### Your task
Every record that follows should be printed verbatim.

+ + + +

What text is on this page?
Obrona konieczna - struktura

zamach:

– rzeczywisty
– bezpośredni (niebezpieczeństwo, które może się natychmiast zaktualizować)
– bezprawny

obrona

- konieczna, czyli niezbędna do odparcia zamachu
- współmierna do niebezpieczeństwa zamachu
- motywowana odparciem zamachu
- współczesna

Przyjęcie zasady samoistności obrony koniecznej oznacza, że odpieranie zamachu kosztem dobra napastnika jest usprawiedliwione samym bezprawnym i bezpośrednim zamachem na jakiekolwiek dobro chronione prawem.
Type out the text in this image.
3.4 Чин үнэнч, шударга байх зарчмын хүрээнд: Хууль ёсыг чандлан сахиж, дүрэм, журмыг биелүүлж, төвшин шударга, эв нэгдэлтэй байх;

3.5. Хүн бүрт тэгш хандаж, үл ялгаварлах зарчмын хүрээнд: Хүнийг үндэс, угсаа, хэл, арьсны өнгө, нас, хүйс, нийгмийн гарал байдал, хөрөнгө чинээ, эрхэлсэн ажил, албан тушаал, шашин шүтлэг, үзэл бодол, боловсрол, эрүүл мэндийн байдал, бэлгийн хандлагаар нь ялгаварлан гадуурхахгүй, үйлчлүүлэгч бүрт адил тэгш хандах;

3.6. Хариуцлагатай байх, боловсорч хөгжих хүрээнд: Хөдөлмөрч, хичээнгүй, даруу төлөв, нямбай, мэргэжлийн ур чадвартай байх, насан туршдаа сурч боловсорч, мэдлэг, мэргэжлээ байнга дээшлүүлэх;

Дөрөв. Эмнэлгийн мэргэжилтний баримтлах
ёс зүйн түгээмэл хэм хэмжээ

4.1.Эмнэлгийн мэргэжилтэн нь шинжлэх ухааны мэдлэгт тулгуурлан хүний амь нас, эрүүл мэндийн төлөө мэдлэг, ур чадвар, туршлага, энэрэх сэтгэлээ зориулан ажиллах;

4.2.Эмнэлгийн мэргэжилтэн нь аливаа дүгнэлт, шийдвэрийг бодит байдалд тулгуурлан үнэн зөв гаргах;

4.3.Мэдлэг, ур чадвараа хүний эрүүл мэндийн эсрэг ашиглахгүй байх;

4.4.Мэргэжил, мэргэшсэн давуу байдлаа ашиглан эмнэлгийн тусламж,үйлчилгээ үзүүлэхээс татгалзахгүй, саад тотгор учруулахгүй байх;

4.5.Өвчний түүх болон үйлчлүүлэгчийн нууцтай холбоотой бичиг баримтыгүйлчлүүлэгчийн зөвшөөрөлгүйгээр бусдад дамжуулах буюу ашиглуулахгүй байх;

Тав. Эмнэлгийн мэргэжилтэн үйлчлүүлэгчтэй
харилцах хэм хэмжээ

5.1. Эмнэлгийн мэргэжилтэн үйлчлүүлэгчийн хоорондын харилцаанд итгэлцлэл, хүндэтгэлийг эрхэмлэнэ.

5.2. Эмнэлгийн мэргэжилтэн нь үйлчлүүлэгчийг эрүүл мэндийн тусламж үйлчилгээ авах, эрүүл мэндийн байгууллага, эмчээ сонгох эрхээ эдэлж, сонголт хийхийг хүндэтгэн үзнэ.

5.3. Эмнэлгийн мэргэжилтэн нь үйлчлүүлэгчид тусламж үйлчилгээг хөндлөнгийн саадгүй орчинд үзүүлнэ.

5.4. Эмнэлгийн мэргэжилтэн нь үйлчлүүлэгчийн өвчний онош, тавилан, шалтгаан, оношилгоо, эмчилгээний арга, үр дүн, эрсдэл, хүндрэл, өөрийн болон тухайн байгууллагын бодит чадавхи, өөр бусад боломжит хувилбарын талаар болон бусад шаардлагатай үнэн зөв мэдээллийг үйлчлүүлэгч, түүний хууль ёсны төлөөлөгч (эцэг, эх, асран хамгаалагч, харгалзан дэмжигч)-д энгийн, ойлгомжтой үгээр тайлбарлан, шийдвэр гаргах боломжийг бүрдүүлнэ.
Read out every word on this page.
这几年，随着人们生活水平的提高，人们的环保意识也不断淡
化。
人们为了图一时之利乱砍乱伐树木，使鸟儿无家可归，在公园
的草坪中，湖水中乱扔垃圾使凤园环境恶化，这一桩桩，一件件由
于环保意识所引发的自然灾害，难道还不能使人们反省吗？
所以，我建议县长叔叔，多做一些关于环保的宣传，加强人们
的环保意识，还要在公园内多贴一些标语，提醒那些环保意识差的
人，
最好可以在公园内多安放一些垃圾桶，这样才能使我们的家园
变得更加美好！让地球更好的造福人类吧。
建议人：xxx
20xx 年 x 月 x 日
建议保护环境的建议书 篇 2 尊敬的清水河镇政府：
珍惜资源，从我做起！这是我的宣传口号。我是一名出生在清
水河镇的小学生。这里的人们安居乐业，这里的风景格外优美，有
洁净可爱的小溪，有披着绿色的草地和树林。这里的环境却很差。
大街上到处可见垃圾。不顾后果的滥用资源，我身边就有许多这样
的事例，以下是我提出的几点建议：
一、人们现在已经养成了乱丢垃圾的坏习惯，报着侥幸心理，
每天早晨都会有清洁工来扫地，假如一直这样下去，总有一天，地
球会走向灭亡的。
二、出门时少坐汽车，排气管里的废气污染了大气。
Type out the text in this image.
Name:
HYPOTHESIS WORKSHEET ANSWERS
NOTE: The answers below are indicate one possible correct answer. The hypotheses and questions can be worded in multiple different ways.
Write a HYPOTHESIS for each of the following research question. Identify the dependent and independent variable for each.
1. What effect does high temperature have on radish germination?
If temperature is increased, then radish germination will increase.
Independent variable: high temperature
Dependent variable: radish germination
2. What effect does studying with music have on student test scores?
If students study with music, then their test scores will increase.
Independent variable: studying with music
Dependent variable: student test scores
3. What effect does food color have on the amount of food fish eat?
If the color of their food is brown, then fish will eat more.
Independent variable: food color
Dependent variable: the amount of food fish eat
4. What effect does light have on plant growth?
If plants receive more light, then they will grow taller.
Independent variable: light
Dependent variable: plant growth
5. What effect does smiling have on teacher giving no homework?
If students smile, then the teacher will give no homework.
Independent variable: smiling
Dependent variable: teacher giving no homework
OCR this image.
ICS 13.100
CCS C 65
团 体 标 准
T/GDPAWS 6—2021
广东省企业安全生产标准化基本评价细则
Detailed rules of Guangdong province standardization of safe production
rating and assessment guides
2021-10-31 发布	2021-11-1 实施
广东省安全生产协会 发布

+ + + +

### Reply
What text is on this page?
Obrona konieczna - struktura

zamach:

– rzeczywisty
– bezpośredni (niebezpieczeństwo, które może się natychmiast zaktualizować)
– bezprawny

obrona

- konieczna, czyli niezbędna do odparcia zamachu
- współmierna do niebezpieczeństwa zamachu
- motywowana odparciem zamachu
- współczesna

Przyjęcie zasady samoistności obrony koniecznej oznacza, że odpieranie zamachu kosztem dobra napastnika jest usprawiedliwione samym bezprawnym i bezpośrednim zamachem na jakiekolwiek dobro chronione prawem.
Type out the text in this image.
3.4 Чин үнэнч, шударга байх зарчмын хүрээнд: Хууль ёсыг чандлан сахиж, дүрэм, журмыг биелүүлж, төвшин шударга, эв нэгдэлтэй байх;

3.5. Хүн бүрт тэгш хандаж, үл ялгаварлах зарчмын хүрээнд: Хүнийг үндэс, угсаа, хэл, арьсны өнгө, нас, хүйс, нийгмийн гарал байдал, хөрөнгө чинээ, эрхэлсэн ажил, албан тушаал, шашин шүтлэг, үзэл бодол, боловсрол, эрүүл мэндийн байдал, бэлгийн хандлагаар нь ялгаварлан гадуурхахгүй, үйлчлүүлэгч бүрт адил тэгш хандах;

3.6. Хариуцлагатай байх, боловсорч хөгжих хүрээнд: Хөдөлмөрч, хичээнгүй, даруу төлөв, нямбай, мэргэжлийн ур чадвартай байх, насан туршдаа сурч боловсорч, мэдлэг, мэргэжлээ байнга дээшлүүлэх;

Дөрөв. Эмнэлгийн мэргэжилтний баримтлах
ёс зүйн түгээмэл хэм хэмжээ

4.1.Эмнэлгийн мэргэжилтэн нь шинжлэх ухааны мэдлэгт тулгуурлан хүний амь нас, эрүүл мэндийн төлөө мэдлэг, ур чадвар, туршлага, энэрэх сэтгэлээ зориулан ажиллах;

4.2.Эмнэлгийн мэргэжилтэн нь аливаа дүгнэлт, шийдвэрийг бодит байдалд тулгуурлан үнэн зөв гаргах;

4.3.Мэдлэг, ур чадвараа хүний эрүүл мэндийн эсрэг ашиглахгүй байх;

4.4.Мэргэжил, мэргэшсэн давуу байдлаа ашиглан эмнэлгийн тусламж,үйлчилгээ үзүүлэхээс татгалзахгүй, саад тотгор учруулахгүй байх;

4.5.Өвчний түүх болон үйлчлүүлэгчийн нууцтай холбоотой бичиг баримтыгүйлчлүүлэгчийн зөвшөөрөлгүйгээр бусдад дамжуулах буюу ашиглуулахгүй байх;

Тав. Эмнэлгийн мэргэжилтэн үйлчлүүлэгчтэй
харилцах хэм хэмжээ

5.1. Эмнэлгийн мэргэжилтэн үйлчлүүлэгчийн хоорондын харилцаанд итгэлцлэл, хүндэтгэлийг эрхэмлэнэ.

5.2. Эмнэлгийн мэргэжилтэн нь үйлчлүүлэгчийг эрүүл мэндийн тусламж үйлчилгээ авах, эрүүл мэндийн байгууллага, эмчээ сонгох эрхээ эдэлж, сонголт хийхийг хүндэтгэн үзнэ.

5.3. Эмнэлгийн мэргэжилтэн нь үйлчлүүлэгчид тусламж үйлчилгээг хөндлөнгийн саадгүй орчинд үзүүлнэ.

5.4. Эмнэлгийн мэргэжилтэн нь үйлчлүүлэгчийн өвчний онош, тавилан, шалтгаан, оношилгоо, эмчилгээний арга, үр дүн, эрсдэл, хүндрэл, өөрийн болон тухайн байгууллагын бодит чадавхи, өөр бусад боломжит хувилбарын талаар болон бусад шаардлагатай үнэн зөв мэдээллийг үйлчлүүлэгч, түүний хууль ёсны төлөөлөгч (эцэг, эх, асран хамгаалагч, харгалзан дэмжигч)-д энгийн, ойлгомжтой үгээр тайлбарлан, шийдвэр гаргах боломжийг бүрдүүлнэ.
Read out every word on this page.
这几年，随着人们生活水平的提高，人们的环保意识也不断淡
化。
人们为了图一时之利乱砍乱伐树木，使鸟儿无家可归，在公园
的草坪中，湖水中乱扔垃圾使凤园环境恶化，这一桩桩，一件件由
于环保意识所引发的自然灾害，难道还不能使人们反省吗？
所以，我建议县长叔叔，多做一些关于环保的宣传，加强人们
的环保意识，还要在公园内多贴一些标语，提醒那些环保意识差的
人，
最好可以在公园内多安放一些垃圾桶，这样才能使我们的家园
变得更加美好！让地球更好的造福人类吧。
建议人：xxx
20xx 年 x 月 x 日
建议保护环境的建议书 篇 2 尊敬的清水河镇政府：
珍惜资源，从我做起！这是我的宣传口号。我是一名出生在清
水河镇的小学生。这里的人们安居乐业，这里的风景格外优美，有
洁净可爱的小溪，有披着绿色的草地和树林。这里的环境却很差。
大街上到处可见垃圾。不顾后果的滥用资源，我身边就有许多这样
的事例，以下是我提出的几点建议：
一、人们现在已经养成了乱丢垃圾的坏习惯，报着侥幸心理，
每天早晨都会有清洁工来扫地，假如一直这样下去，总有一天，地
球会走向灭亡的。
二、出门时少坐汽车，排气管里的废气污染了大气。
Type out the text in this image.
Name:
HYPOTHESIS WORKSHEET ANSWERS
NOTE: The answers below are indicate one possible correct answer. The hypotheses and questions can be worded in multiple different ways.
Write a HYPOTHESIS for each of the following research question. Identify the dependent and independent variable for each.
1. What effect does high temperature have on radish germination?
If temperature is increased, then radish germination will increase.
Independent variable: high temperature
Dependent variable: radish germination
2. What effect does studying with music have on student test scores?
If students study with music, then their test scores will increase.
Independent variable: studying with music
Dependent variable: student test scores
3. What effect does food color have on the amount of food fish eat?
If the color of their food is brown, then fish will eat more.
Independent variable: food color
Dependent variable: the amount of food fish eat
4. What effect does light have on plant growth?
If plants receive more light, then they will grow taller.
Independent variable: light
Dependent variable: plant growth
5. What effect does smiling have on teacher giving no homework?
If students smile, then the teacher will give no homework.
Independent variable: smiling
Dependent variable: teacher giving no homework
OCR this image.
ICS 13.100
CCS C 65
团 体 标 准
T/GDPAWS 6—2021
广东省企业安全生产标准化基本评价细则
Detailed rules of Guangdong province standardization of safe production
rating and assessment guides
2021-10-31 发布	2021-11-1 实施
广东省安全生产协会 发布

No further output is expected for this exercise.